(EXERCISE) Using the listing below, copy every line that mentions "Arabic".

>> start ENTRIES SUPPLIED

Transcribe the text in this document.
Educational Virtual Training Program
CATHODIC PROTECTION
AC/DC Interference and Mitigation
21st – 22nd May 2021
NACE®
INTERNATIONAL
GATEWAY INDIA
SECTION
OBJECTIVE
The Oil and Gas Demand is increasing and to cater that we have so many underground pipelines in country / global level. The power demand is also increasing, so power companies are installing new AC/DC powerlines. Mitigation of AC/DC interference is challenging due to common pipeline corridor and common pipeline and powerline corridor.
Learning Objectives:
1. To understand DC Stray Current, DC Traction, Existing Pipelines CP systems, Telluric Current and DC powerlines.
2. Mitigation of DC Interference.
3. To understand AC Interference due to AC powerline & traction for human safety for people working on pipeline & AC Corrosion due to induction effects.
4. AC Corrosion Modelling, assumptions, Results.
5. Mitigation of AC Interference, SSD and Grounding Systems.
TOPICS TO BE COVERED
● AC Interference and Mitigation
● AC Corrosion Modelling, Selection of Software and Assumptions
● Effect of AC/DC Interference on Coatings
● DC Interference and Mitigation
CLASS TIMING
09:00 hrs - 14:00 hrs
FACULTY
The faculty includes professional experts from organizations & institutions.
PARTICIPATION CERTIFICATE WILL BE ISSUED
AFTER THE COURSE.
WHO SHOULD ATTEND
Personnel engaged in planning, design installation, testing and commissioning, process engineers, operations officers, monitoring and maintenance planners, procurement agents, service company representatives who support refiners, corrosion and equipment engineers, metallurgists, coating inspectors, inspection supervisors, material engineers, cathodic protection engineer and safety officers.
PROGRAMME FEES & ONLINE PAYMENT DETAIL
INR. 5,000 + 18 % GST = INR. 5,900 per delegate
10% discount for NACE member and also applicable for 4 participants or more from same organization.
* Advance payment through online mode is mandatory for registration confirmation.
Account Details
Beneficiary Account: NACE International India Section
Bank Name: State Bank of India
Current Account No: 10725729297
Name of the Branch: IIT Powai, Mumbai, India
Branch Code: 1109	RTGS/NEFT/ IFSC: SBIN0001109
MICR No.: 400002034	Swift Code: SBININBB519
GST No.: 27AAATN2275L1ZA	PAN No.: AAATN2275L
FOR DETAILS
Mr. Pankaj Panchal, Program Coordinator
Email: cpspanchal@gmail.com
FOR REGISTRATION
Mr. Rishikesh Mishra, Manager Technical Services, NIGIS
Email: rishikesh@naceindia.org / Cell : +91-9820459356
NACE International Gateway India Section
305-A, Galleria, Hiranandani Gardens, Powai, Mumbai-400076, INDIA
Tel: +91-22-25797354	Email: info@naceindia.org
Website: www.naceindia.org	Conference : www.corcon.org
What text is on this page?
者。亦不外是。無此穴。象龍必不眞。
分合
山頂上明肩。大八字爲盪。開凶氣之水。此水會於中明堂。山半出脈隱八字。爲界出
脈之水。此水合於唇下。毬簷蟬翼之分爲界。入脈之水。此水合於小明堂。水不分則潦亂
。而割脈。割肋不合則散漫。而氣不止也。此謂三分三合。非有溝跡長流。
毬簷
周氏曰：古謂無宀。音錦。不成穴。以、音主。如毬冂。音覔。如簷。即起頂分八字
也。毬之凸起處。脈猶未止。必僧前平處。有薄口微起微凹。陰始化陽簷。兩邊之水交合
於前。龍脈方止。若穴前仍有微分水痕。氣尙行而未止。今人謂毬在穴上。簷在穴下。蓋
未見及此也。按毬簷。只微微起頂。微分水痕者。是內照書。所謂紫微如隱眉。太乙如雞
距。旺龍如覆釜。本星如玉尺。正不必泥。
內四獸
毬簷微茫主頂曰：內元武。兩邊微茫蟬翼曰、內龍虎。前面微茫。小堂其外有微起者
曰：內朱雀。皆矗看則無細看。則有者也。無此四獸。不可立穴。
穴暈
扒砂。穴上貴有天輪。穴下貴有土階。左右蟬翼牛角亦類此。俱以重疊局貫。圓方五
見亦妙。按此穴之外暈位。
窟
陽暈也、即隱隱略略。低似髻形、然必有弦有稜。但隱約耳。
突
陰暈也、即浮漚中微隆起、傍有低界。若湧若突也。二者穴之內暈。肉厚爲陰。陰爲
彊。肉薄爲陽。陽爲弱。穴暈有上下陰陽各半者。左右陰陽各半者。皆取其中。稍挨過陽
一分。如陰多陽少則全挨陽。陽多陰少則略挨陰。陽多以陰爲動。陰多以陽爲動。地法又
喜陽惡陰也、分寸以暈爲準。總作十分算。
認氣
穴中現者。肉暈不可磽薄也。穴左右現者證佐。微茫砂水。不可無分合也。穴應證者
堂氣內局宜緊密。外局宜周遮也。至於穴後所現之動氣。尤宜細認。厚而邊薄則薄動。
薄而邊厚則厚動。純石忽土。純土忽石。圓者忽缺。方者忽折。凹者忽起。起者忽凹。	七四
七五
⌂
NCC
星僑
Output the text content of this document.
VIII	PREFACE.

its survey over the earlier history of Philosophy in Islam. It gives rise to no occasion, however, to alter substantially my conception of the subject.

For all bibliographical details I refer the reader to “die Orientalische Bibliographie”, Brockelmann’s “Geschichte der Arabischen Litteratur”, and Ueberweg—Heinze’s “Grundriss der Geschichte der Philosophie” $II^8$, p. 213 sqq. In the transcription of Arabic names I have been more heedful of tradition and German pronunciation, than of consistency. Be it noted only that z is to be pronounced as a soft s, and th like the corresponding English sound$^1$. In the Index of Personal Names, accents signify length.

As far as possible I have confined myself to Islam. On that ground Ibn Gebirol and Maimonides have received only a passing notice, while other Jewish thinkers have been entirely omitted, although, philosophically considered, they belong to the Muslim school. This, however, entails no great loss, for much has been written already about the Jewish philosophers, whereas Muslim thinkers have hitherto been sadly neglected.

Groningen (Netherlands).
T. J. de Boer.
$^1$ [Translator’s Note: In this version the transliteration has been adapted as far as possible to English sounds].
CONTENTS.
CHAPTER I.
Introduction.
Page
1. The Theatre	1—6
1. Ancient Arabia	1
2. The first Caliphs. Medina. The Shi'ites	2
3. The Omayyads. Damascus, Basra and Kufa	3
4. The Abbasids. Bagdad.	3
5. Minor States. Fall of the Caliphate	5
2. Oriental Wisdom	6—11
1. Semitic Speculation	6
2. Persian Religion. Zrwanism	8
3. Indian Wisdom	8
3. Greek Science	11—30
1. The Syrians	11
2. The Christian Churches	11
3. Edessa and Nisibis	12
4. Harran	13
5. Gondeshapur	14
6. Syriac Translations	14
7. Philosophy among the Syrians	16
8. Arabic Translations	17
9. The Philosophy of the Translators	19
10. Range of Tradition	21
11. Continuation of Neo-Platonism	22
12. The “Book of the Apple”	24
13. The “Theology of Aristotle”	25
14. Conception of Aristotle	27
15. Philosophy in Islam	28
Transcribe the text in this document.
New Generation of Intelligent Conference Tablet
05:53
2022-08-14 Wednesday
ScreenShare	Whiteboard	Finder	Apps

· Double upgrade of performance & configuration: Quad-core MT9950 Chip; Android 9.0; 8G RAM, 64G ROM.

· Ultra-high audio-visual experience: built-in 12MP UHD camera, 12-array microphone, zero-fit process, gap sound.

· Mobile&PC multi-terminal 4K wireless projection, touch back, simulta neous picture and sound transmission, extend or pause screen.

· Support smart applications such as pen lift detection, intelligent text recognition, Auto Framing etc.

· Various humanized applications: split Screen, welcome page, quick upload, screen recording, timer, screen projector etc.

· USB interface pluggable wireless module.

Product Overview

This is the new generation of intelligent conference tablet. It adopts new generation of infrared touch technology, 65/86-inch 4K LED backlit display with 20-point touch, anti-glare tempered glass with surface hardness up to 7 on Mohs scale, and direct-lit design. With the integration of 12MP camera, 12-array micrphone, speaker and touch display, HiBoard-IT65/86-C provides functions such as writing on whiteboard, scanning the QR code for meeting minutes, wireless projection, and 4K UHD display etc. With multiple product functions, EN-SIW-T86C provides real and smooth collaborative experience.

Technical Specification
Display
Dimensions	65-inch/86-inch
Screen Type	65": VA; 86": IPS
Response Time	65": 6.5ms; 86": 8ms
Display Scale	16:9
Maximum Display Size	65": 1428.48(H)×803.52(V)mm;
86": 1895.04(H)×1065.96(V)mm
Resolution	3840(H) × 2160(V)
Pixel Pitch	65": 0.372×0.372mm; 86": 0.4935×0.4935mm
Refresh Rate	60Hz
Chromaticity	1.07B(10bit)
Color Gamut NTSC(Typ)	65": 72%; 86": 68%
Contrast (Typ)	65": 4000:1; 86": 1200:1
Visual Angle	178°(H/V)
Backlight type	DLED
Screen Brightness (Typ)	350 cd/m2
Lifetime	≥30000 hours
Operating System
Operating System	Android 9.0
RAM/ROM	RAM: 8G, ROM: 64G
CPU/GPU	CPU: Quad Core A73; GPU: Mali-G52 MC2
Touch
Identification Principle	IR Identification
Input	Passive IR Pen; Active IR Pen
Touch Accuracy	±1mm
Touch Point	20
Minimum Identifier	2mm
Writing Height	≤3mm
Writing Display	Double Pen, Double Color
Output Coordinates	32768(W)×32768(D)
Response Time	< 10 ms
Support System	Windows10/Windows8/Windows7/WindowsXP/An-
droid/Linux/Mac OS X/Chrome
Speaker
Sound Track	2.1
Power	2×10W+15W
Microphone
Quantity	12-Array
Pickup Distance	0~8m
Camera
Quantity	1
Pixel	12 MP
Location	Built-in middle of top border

>> end ENTRIES SUPPLIED

(EXERCISE OUTPUT)
For all bibliographical details I refer the reader to “die Orientalische Bibliographie”, Brockelmann’s “Geschichte der Arabischen Litteratur”, and Ueberweg—Heinze’s “Grundriss der Geschichte der Philosophie” $II^8$, p. 213 sqq. In the transcription of Arabic names I have been more heedful of tradition and German pronunciation, than of consistency. Be it noted only that z is to be pronounced as a soft s, and th like the corresponding English sound$^1$. In the Index of Personal Names, accents signify length.
8. Arabic Translations	17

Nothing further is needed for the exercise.